> **TASK STATEMENT**: Every line of the data must be copied exactly.

> **RECORDS PROVIDED**:
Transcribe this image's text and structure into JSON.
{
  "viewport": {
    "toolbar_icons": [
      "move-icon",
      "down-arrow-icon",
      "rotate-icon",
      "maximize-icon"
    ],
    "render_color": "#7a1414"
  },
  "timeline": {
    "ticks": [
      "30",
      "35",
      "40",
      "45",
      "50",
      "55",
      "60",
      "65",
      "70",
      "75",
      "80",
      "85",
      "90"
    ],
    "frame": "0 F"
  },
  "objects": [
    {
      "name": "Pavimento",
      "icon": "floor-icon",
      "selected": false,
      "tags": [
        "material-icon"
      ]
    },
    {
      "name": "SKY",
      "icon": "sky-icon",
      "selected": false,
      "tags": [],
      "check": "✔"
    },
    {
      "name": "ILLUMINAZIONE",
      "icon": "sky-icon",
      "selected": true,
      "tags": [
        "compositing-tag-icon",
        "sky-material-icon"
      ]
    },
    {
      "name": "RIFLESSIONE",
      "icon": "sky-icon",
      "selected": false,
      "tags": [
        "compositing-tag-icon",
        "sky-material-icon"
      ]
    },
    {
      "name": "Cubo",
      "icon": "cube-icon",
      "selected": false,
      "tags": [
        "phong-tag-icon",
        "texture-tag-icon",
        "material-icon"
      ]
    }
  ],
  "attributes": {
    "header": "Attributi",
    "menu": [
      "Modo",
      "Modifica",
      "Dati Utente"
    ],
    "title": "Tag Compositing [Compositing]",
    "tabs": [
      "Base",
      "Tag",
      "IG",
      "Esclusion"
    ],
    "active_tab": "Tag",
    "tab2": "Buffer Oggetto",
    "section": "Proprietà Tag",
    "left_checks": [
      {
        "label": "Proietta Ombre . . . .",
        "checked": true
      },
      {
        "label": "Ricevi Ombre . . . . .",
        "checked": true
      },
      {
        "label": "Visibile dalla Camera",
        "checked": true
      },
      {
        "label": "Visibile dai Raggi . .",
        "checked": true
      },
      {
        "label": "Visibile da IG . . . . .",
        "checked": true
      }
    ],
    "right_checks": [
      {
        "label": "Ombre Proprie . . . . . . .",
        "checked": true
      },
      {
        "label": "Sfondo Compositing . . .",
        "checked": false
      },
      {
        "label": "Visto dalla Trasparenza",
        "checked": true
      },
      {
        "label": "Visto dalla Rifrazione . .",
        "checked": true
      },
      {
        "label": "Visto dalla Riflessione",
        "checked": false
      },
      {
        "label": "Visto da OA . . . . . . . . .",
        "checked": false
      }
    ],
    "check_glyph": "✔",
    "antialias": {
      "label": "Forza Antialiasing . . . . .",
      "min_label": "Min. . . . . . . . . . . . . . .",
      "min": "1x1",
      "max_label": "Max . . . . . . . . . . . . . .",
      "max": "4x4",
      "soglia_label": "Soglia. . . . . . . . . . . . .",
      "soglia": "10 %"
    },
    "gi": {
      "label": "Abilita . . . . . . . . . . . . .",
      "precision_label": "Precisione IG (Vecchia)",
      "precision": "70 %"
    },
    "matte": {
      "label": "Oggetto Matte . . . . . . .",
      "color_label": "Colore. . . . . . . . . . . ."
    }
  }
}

> **SOLUTION FOR THIS EXERCISE**:
Transcribe this image's text and structure into JSON.
{
  "viewport": {
    "toolbar_icons": [
      "move-icon",
      "down-arrow-icon",
      "rotate-icon",
      "maximize-icon"
    ],
    "render_color": "#7a1414"
  },
  "timeline": {
    "ticks": [
      "30",
      "35",
      "40",
      "45",
      "50",
      "55",
      "60",
      "65",
      "70",
      "75",
      "80",
      "85",
      "90"
    ],
    "frame": "0 F"
  },
  "objects": [
    {
      "name": "Pavimento",
      "icon": "floor-icon",
      "selected": false,
      "tags": [
        "material-icon"
      ]
    },
    {
      "name": "SKY",
      "icon": "sky-icon",
      "selected": false,
      "tags": [],
      "check": "✔"
    },
    {
      "name": "ILLUMINAZIONE",
      "icon": "sky-icon",
      "selected": true,
      "tags": [
        "compositing-tag-icon",
        "sky-material-icon"
      ]
    },
    {
      "name": "RIFLESSIONE",
      "icon": "sky-icon",
      "selected": false,
      "tags": [
        "compositing-tag-icon",
        "sky-material-icon"
      ]
    },
    {
      "name": "Cubo",
      "icon": "cube-icon",
      "selected": false,
      "tags": [
        "phong-tag-icon",
        "texture-tag-icon",
        "material-icon"
      ]
    }
  ],
  "attributes": {
    "header": "Attributi",
    "menu": [
      "Modo",
      "Modifica",
      "Dati Utente"
    ],
    "title": "Tag Compositing [Compositing]",
    "tabs": [
      "Base",
      "Tag",
      "IG",
      "Esclusion"
    ],
    "active_tab": "Tag",
    "tab2": "Buffer Oggetto",
    "section": "Proprietà Tag",
    "left_checks": [
      {
        "label": "Proietta Ombre . . . .",
        "checked": true
      },
      {
        "label": "Ricevi Ombre . . . . .",
        "checked": true
      },
      {
        "label": "Visibile dalla Camera",
        "checked": true
      },
      {
        "label": "Visibile dai Raggi . .",
        "checked": true
      },
      {
        "label": "Visibile da IG . . . . .",
        "checked": true
      }
    ],
    "right_checks": [
      {
        "label": "Ombre Proprie . . . . . . .",
        "checked": true
      },
      {
        "label": "Sfondo Compositing . . .",
        "checked": false
      },
      {
        "label": "Visto dalla Trasparenza",
        "checked": true
      },
      {
        "label": "Visto dalla Rifrazione . .",
        "checked": true
      },
      {
        "label": "Visto dalla Riflessione",
        "checked": false
      },
      {
        "label": "Visto da OA . . . . . . . . .",
        "checked": false
      }
    ],
    "check_glyph": "✔",
    "antialias": {
      "label": "Forza Antialiasing . . . . .",
      "min_label": "Min. . . . . . . . . . . . . . .",
      "min": "1x1",
      "max_label": "Max . . . . . . . . . . . . . .",
      "max": "4x4",
      "soglia_label": "Soglia. . . . . . . . . . . . .",
      "soglia": "10 %"
    },
    "gi": {
      "label": "Abilita . . . . . . . . . . . . .",
      "precision_label": "Precisione IG (Vecchia)",
      "precision": "70 %"
    },
    "matte": {
      "label": "Oggetto Matte . . . . . . .",
      "color_label": "Colore. . . . . . . . . . . ."
    }
  }
}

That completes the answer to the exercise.